**Excerpted records**

►

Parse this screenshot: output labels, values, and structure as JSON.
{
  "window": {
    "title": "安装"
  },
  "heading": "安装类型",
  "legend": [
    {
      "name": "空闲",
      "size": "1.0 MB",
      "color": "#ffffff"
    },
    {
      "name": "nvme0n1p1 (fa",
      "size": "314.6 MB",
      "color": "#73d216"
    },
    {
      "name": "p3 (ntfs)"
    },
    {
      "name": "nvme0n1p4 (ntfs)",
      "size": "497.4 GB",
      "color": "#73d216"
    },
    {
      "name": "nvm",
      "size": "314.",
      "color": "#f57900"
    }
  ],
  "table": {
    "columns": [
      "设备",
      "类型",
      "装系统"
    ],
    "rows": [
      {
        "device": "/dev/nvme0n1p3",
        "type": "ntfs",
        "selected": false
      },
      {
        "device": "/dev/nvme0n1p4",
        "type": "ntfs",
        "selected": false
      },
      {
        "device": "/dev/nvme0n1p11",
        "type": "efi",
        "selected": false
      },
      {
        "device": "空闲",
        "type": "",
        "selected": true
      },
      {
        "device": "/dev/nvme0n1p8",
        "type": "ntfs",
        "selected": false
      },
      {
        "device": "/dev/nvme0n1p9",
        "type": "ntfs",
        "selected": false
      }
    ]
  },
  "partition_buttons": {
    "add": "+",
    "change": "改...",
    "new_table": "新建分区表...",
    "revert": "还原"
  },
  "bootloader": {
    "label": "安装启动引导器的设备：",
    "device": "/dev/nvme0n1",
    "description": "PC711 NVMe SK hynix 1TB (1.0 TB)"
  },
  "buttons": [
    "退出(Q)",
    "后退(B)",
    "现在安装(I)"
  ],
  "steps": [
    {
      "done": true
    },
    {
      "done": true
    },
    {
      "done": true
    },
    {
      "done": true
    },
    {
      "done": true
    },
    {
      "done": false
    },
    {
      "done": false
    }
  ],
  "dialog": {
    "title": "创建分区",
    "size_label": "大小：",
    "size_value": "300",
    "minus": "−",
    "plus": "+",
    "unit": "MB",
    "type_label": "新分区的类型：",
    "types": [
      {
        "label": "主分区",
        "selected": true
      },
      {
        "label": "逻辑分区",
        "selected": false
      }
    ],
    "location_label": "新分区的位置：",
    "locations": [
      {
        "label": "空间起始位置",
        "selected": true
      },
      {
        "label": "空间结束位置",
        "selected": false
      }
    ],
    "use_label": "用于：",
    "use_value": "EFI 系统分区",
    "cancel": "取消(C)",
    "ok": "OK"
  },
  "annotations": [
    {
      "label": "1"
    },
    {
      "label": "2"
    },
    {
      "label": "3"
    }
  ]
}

◄

**Task statement**
Please give back all of the records exactly as written.

**Worked solution**
Parse this screenshot: output labels, values, and structure as JSON.
{
  "window": {
    "title": "安装"
  },
  "heading": "安装类型",
  "legend": [
    {
      "name": "空闲",
      "size": "1.0 MB",
      "color": "#ffffff"
    },
    {
      "name": "nvme0n1p1 (fa",
      "size": "314.6 MB",
      "color": "#73d216"
    },
    {
      "name": "p3 (ntfs)"
    },
    {
      "name": "nvme0n1p4 (ntfs)",
      "size": "497.4 GB",
      "color": "#73d216"
    },
    {
      "name": "nvm",
      "size": "314.",
      "color": "#f57900"
    }
  ],
  "table": {
    "columns": [
      "设备",
      "类型",
      "装系统"
    ],
    "rows": [
      {
        "device": "/dev/nvme0n1p3",
        "type": "ntfs",
        "selected": false
      },
      {
        "device": "/dev/nvme0n1p4",
        "type": "ntfs",
        "selected": false
      },
      {
        "device": "/dev/nvme0n1p11",
        "type": "efi",
        "selected": false
      },
      {
        "device": "空闲",
        "type": "",
        "selected": true
      },
      {
        "device": "/dev/nvme0n1p8",
        "type": "ntfs",
        "selected": false
      },
      {
        "device": "/dev/nvme0n1p9",
        "type": "ntfs",
        "selected": false
      }
    ]
  },
  "partition_buttons": {
    "add": "+",
    "change": "改...",
    "new_table": "新建分区表...",
    "revert": "还原"
  },
  "bootloader": {
    "label": "安装启动引导器的设备：",
    "device": "/dev/nvme0n1",
    "description": "PC711 NVMe SK hynix 1TB (1.0 TB)"
  },
  "buttons": [
    "退出(Q)",
    "后退(B)",
    "现在安装(I)"
  ],
  "steps": [
    {
      "done": true
    },
    {
      "done": true
    },
    {
      "done": true
    },
    {
      "done": true
    },
    {
      "done": true
    },
    {
      "done": false
    },
    {
      "done": false
    }
  ],
  "dialog": {
    "title": "创建分区",
    "size_label": "大小：",
    "size_value": "300",
    "minus": "−",
    "plus": "+",
    "unit": "MB",
    "type_label": "新分区的类型：",
    "types": [
      {
        "label": "主分区",
        "selected": true
      },
      {
        "label": "逻辑分区",
        "selected": false
      }
    ],
    "location_label": "新分区的位置：",
    "locations": [
      {
        "label": "空间起始位置",
        "selected": true
      },
      {
        "label": "空间结束位置",
        "selected": false
      }
    ],
    "use_label": "用于：",
    "use_value": "EFI 系统分区",
    "cancel": "取消(C)",
    "ok": "OK"
  },
  "annotations": [
    {
      "label": "1"
    },
    {
      "label": "2"
    },
    {
      "label": "3"
    }
  ]
}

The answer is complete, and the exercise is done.